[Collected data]
***

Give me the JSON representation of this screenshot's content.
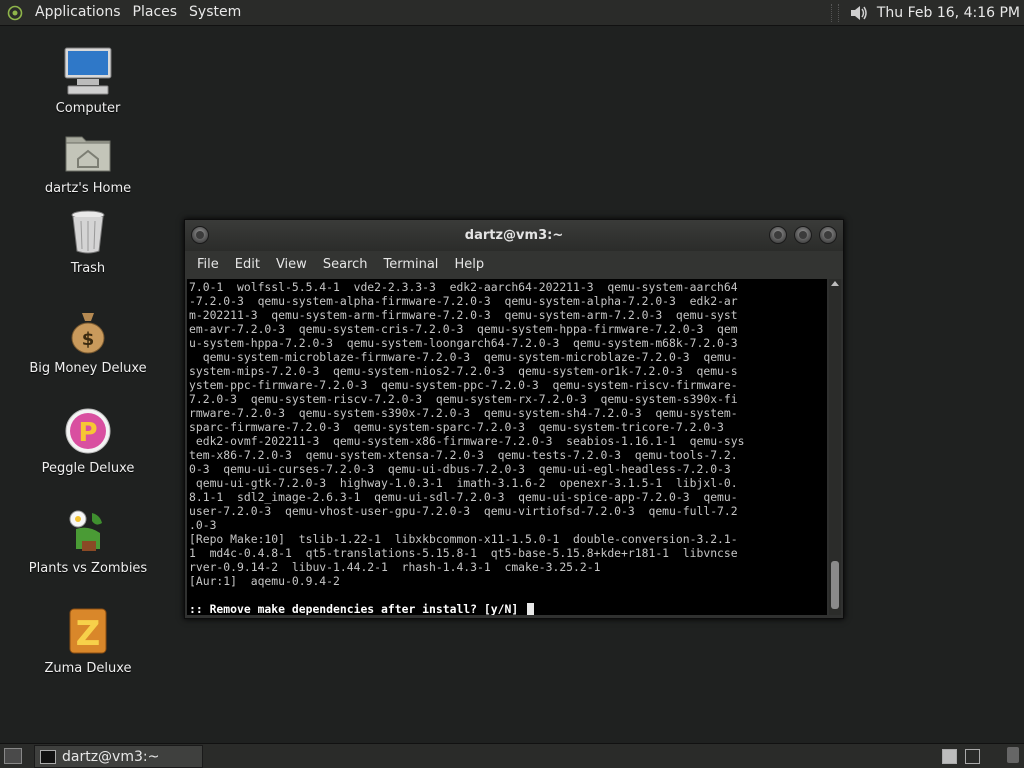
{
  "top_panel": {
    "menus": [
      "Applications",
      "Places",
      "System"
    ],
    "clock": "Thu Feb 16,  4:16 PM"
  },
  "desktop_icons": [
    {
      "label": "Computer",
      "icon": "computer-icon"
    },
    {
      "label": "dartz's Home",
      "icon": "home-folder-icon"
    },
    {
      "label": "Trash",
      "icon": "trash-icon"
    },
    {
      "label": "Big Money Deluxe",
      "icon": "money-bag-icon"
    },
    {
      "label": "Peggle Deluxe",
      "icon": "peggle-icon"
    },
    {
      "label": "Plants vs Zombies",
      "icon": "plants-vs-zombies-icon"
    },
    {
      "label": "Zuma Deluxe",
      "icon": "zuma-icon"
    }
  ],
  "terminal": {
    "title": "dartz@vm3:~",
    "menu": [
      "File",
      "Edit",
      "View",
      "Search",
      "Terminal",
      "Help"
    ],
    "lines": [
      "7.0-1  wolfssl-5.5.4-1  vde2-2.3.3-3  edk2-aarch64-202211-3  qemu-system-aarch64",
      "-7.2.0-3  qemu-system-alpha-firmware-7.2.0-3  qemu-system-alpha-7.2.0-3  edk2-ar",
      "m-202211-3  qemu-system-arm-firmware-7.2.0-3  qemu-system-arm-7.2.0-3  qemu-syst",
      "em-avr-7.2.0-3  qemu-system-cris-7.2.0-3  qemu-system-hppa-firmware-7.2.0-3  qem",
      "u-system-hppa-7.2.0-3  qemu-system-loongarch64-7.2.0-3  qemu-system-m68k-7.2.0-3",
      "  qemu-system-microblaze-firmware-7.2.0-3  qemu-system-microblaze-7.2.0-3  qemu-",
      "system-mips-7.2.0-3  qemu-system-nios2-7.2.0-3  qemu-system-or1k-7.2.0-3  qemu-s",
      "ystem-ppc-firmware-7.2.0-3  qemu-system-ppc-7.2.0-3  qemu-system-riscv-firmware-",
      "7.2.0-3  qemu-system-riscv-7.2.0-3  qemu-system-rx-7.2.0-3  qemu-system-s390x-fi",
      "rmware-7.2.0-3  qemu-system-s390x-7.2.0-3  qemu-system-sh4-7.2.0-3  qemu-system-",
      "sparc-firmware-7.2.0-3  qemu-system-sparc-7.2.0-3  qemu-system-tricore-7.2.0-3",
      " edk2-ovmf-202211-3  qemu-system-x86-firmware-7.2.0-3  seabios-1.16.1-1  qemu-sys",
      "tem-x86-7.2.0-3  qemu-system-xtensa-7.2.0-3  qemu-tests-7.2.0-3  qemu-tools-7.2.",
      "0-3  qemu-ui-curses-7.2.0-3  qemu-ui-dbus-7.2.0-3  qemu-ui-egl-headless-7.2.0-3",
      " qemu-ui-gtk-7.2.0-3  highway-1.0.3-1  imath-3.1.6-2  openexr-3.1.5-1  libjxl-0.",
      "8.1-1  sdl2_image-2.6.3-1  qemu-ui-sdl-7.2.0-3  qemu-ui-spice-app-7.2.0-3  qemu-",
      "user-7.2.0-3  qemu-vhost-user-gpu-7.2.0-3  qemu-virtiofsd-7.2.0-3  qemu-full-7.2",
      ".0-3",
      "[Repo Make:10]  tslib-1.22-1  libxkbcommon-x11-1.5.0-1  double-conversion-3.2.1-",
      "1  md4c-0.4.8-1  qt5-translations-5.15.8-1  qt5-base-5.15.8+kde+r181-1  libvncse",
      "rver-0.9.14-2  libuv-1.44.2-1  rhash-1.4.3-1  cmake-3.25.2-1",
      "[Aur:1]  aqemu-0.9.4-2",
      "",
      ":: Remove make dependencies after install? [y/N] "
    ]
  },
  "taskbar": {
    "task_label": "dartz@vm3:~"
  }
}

***

--- Job ---
Leave out the pictures and transcribe the entries above exactly.

--- Result of the exercise ---
Give me the JSON representation of this screenshot's content.
{
  "top_panel": {
    "menus": [
      "Applications",
      "Places",
      "System"
    ],
    "clock": "Thu Feb 16,  4:16 PM"
  },
  "desktop_icons": [
    {
      "label": "Computer",
      "icon": "computer-icon"
    },
    {
      "label": "dartz's Home",
      "icon": "home-folder-icon"
    },
    {
      "label": "Trash",
      "icon": "trash-icon"
    },
    {
      "label": "Big Money Deluxe",
      "icon": "money-bag-icon"
    },
    {
      "label": "Peggle Deluxe",
      "icon": "peggle-icon"
    },
    {
      "label": "Plants vs Zombies",
      "icon": "plants-vs-zombies-icon"
    },
    {
      "label": "Zuma Deluxe",
      "icon": "zuma-icon"
    }
  ],
  "terminal": {
    "title": "dartz@vm3:~",
    "menu": [
      "File",
      "Edit",
      "View",
      "Search",
      "Terminal",
      "Help"
    ],
    "lines": [
      "7.0-1  wolfssl-5.5.4-1  vde2-2.3.3-3  edk2-aarch64-202211-3  qemu-system-aarch64",
      "-7.2.0-3  qemu-system-alpha-firmware-7.2.0-3  qemu-system-alpha-7.2.0-3  edk2-ar",
      "m-202211-3  qemu-system-arm-firmware-7.2.0-3  qemu-system-arm-7.2.0-3  qemu-syst",
      "em-avr-7.2.0-3  qemu-system-cris-7.2.0-3  qemu-system-hppa-firmware-7.2.0-3  qem",
      "u-system-hppa-7.2.0-3  qemu-system-loongarch64-7.2.0-3  qemu-system-m68k-7.2.0-3",
      "  qemu-system-microblaze-firmware-7.2.0-3  qemu-system-microblaze-7.2.0-3  qemu-",
      "system-mips-7.2.0-3  qemu-system-nios2-7.2.0-3  qemu-system-or1k-7.2.0-3  qemu-s",
      "ystem-ppc-firmware-7.2.0-3  qemu-system-ppc-7.2.0-3  qemu-system-riscv-firmware-",
      "7.2.0-3  qemu-system-riscv-7.2.0-3  qemu-system-rx-7.2.0-3  qemu-system-s390x-fi",
      "rmware-7.2.0-3  qemu-system-s390x-7.2.0-3  qemu-system-sh4-7.2.0-3  qemu-system-",
      "sparc-firmware-7.2.0-3  qemu-system-sparc-7.2.0-3  qemu-system-tricore-7.2.0-3",
      " edk2-ovmf-202211-3  qemu-system-x86-firmware-7.2.0-3  seabios-1.16.1-1  qemu-sys",
      "tem-x86-7.2.0-3  qemu-system-xtensa-7.2.0-3  qemu-tests-7.2.0-3  qemu-tools-7.2.",
      "0-3  qemu-ui-curses-7.2.0-3  qemu-ui-dbus-7.2.0-3  qemu-ui-egl-headless-7.2.0-3",
      " qemu-ui-gtk-7.2.0-3  highway-1.0.3-1  imath-3.1.6-2  openexr-3.1.5-1  libjxl-0.",
      "8.1-1  sdl2_image-2.6.3-1  qemu-ui-sdl-7.2.0-3  qemu-ui-spice-app-7.2.0-3  qemu-",
      "user-7.2.0-3  qemu-vhost-user-gpu-7.2.0-3  qemu-virtiofsd-7.2.0-3  qemu-full-7.2",
      ".0-3",
      "[Repo Make:10]  tslib-1.22-1  libxkbcommon-x11-1.5.0-1  double-conversion-3.2.1-",
      "1  md4c-0.4.8-1  qt5-translations-5.15.8-1  qt5-base-5.15.8+kde+r181-1  libvncse",
      "rver-0.9.14-2  libuv-1.44.2-1  rhash-1.4.3-1  cmake-3.25.2-1",
      "[Aur:1]  aqemu-0.9.4-2",
      "",
      ":: Remove make dependencies after install? [y/N] "
    ]
  },
  "taskbar": {
    "task_label": "dartz@vm3:~"
  }
}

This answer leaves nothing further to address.